GIVEN TEXT →
━━━━━━━━

This addresses a specific bottleneck for researchers and practitioners using post-trained reasoning models by enabling better exploration without retraining, though it is incremental as it builds on existing methods.

The paper tackles the problem of exploration collapse in Large Reasoning Models after RL post-training, where temperature-based sampling fails to improve accuracy, and proposes Latent Exploration Decoding (LED), a depth-conditioned decoding strategy that restores exploration by leveraging intermediate layer entropy, resulting in improvements of 0.61 and 1.03 percentage points in pass@1 and pass@16 accuracy across benchmarks.

━━━━━━━━

GIVEN TASK A → Please summarize the passage on Latent Exploration Decoding in two sentences.
GIVEN TASK B → Write out the part of the passage on Latent Exploration Decoding between "This addresses a" and "on existing methods.", inclusive, word for word.
The rows that follow come from a different source than the passage on Latent Exploration Decoding.

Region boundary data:

━━━━━━━━

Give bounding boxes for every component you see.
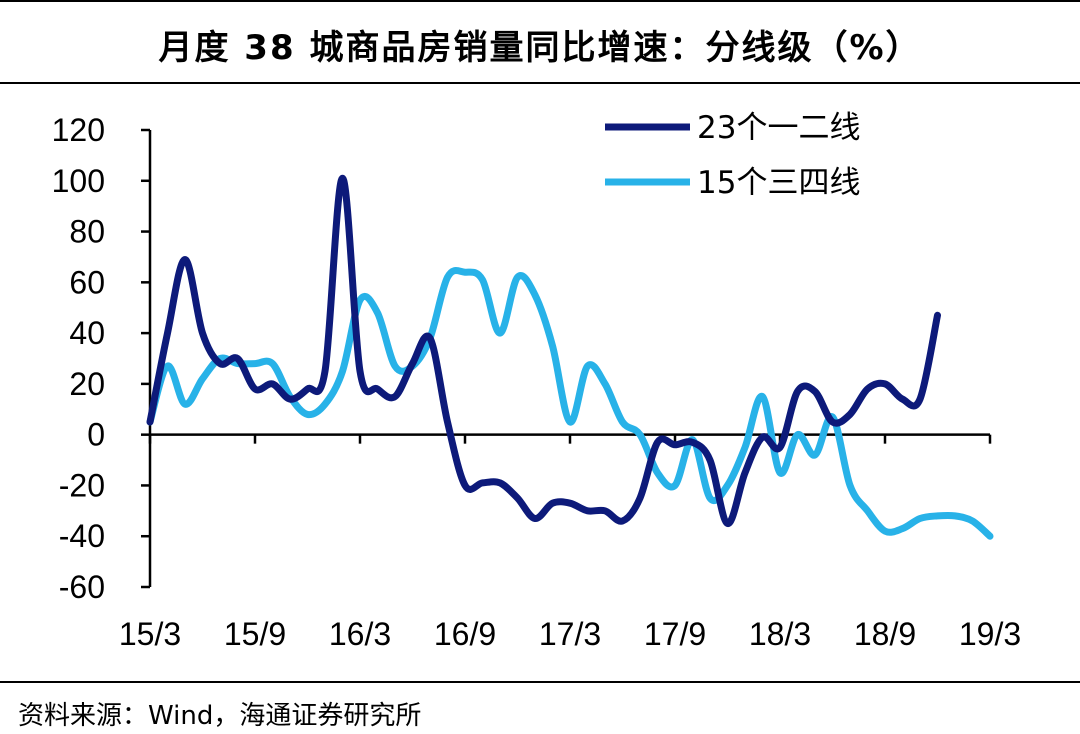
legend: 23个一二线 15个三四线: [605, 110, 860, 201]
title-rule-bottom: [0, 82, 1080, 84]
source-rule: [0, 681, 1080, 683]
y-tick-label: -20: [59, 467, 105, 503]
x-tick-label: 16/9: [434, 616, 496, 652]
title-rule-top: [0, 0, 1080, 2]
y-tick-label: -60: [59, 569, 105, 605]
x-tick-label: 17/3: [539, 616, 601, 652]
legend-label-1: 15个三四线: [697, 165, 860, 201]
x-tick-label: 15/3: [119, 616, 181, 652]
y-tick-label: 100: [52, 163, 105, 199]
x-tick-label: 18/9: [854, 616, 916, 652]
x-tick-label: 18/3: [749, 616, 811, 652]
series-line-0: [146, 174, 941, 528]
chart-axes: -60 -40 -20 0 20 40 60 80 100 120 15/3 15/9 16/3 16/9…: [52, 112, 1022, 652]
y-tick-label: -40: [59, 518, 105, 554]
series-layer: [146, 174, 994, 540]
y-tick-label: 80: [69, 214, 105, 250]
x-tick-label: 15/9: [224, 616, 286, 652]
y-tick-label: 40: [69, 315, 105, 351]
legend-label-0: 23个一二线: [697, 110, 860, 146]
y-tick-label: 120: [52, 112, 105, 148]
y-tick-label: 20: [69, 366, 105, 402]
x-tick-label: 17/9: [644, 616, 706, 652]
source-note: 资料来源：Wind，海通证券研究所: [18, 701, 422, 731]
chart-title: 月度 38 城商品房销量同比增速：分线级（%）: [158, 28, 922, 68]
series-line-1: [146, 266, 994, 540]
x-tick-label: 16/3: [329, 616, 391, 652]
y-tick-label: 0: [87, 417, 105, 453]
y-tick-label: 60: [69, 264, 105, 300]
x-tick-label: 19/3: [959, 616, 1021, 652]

━━━━━━━━

TASK ANSWER A → The paper addresses exploration collapse in Large Reasoning Models after RL post-training, where temperature-based sampling fails to improve accuracy, and proposes Latent Exploration Decoding (LED), a depth-conditioned decoding strategy that uses intermediate layer entropy to restore exploration. LED improves pass@1 and pass@16 accuracy by 0.61 and 1.03 percentage points across benchmarks and enables better exploration without retraining, though it is incremental because it builds on existing methods.

TASK ANSWER B →
This addresses a specific bottleneck for researchers and practitioners using post-trained reasoning models by enabling better exploration without retraining, though it is incremental as it builds on existing methods.